### Passage to read ###

I'm building an AVL tree class which will have a fixed maximum number of items. So I thought instead of allocating each item by itself, I'd just allocate the entire chunk at once and use a bitmap to assign new memory when needed.
My allocation / deallocation code:
avltree::avltree(UINT64 numitems)
{
root = NULL;
if (!numitems)
buffer = NULL;
else {
UINT64 memsize = sizeof(avlnode) * numitems + bitlist::storagesize(numitems);
buffer = (avlnode *) malloc(memsize);
memmap.init(numitems, buffer + numitems);
memmap.clear_all();
freeaddr = 0;
}
}
avlnode *avltree::newnode(keytype key)
{
if (!buffer)
return new avlnode(key);
else
{
UINT64 pos;
if (freeaddr < memmap.size_bits)
pos = freeaddr++;
else
pos = memmap.get_first_unset();
memmap.set_bit(pos);
return new (&buffer[pos]) avlnode(key);
}
}
void avltree::deletenode(avlnode *node)
{
if (!buffer)
delete node;
else
memmap.clear_bit(node - buffer);
}
In order to use standard new / delete, I have to construct the tree with numitems == 0. In order to use my own allocator, I just pass number of items. All functions are inlined for maximum performance.

### Material supplied ###

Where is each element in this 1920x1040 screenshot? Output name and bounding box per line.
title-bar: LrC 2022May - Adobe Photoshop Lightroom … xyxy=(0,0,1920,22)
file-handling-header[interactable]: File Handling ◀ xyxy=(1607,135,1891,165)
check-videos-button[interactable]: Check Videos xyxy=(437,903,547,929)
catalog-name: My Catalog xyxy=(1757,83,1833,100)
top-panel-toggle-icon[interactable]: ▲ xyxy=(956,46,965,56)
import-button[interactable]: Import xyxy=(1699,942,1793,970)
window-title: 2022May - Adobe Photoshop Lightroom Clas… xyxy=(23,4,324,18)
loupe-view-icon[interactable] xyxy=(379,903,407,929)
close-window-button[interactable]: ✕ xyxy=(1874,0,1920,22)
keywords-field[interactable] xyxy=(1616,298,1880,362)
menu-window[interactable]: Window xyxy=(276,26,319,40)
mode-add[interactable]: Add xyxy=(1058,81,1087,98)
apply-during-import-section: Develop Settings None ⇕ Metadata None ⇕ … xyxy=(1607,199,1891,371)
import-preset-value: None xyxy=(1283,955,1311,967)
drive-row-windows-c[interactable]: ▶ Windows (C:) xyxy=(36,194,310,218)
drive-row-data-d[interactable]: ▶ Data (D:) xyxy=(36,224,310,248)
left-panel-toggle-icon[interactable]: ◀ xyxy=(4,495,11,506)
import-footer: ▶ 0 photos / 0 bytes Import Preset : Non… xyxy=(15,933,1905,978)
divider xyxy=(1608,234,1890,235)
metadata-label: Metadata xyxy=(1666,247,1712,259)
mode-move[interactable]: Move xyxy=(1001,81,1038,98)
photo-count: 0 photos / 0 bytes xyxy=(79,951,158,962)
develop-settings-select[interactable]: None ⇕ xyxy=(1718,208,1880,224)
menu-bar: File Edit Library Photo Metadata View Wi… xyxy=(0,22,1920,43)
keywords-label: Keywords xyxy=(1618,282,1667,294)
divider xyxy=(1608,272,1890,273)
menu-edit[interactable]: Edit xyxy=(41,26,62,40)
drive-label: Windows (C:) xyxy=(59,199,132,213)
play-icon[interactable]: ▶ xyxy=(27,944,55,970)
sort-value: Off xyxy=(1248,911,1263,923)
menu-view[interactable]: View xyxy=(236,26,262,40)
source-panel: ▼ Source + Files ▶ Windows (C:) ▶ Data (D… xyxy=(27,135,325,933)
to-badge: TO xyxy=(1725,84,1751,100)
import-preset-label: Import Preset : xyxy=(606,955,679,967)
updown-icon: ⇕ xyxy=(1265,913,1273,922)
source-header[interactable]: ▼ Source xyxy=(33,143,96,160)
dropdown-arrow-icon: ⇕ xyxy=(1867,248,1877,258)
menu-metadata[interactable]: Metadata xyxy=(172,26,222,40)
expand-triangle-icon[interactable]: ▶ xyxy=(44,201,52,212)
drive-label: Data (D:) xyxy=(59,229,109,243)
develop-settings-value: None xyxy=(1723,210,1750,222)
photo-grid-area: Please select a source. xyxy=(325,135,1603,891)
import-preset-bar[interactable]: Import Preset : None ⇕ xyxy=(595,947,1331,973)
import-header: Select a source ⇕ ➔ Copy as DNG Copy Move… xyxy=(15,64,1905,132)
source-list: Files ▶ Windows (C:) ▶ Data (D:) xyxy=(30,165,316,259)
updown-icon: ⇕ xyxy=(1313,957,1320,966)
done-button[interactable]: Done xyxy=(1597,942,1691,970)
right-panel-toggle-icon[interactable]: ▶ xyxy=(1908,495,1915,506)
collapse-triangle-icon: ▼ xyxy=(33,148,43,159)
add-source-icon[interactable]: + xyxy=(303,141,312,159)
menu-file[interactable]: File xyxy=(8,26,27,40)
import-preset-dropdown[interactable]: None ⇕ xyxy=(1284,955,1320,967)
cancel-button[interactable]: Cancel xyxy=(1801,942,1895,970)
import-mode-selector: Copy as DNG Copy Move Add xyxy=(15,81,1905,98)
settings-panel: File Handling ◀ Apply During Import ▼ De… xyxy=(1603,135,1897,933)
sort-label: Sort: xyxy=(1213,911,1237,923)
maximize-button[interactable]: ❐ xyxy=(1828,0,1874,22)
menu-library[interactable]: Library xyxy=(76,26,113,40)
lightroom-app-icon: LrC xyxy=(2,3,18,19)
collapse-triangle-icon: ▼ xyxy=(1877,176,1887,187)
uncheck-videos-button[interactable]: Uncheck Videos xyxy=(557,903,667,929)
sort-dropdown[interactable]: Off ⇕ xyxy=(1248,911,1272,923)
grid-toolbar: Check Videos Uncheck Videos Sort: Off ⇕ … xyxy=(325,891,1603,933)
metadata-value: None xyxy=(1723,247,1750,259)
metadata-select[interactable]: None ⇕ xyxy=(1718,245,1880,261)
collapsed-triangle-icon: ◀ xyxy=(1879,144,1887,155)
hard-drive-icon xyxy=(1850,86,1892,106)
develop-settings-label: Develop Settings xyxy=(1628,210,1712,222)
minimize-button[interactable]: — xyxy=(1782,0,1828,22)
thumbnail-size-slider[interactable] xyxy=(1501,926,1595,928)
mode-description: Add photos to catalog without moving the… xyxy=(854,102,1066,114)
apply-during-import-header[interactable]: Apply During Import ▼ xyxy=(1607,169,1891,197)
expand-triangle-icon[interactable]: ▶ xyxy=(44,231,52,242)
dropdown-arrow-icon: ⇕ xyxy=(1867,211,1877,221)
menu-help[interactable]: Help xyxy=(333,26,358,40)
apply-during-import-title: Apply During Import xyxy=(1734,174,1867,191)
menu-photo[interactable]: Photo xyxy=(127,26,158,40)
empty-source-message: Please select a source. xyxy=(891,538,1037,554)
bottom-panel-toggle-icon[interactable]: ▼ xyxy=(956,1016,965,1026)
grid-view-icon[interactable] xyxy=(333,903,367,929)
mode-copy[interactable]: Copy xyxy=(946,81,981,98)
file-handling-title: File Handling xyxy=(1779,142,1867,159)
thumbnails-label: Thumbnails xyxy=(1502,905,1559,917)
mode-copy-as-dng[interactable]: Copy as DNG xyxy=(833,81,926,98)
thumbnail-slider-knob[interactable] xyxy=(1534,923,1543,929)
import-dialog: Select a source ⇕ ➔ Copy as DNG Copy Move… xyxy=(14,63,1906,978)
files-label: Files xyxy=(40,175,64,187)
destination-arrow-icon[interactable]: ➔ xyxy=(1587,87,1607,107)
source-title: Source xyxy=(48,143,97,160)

###

_Work to do_
**A.** According to the AVL tree allocator post, what value of numitems must the tree be constructed with in order to use standard new and delete?
**B.** Summarize the AVL tree allocator post in two sentences.

_Per-task outputs_
**A.** Zero (numitems == 0).

**B.** An AVL tree class with a fixed maximum number of items allocates the entire memory chunk at once and uses a bitmap to assign new memory when needed, rather than allocating each item separately. Constructing the tree with numitems equal to zero falls back to standard new and delete, while passing a number of items enables the custom allocator, and all functions are inlined for maximum performance.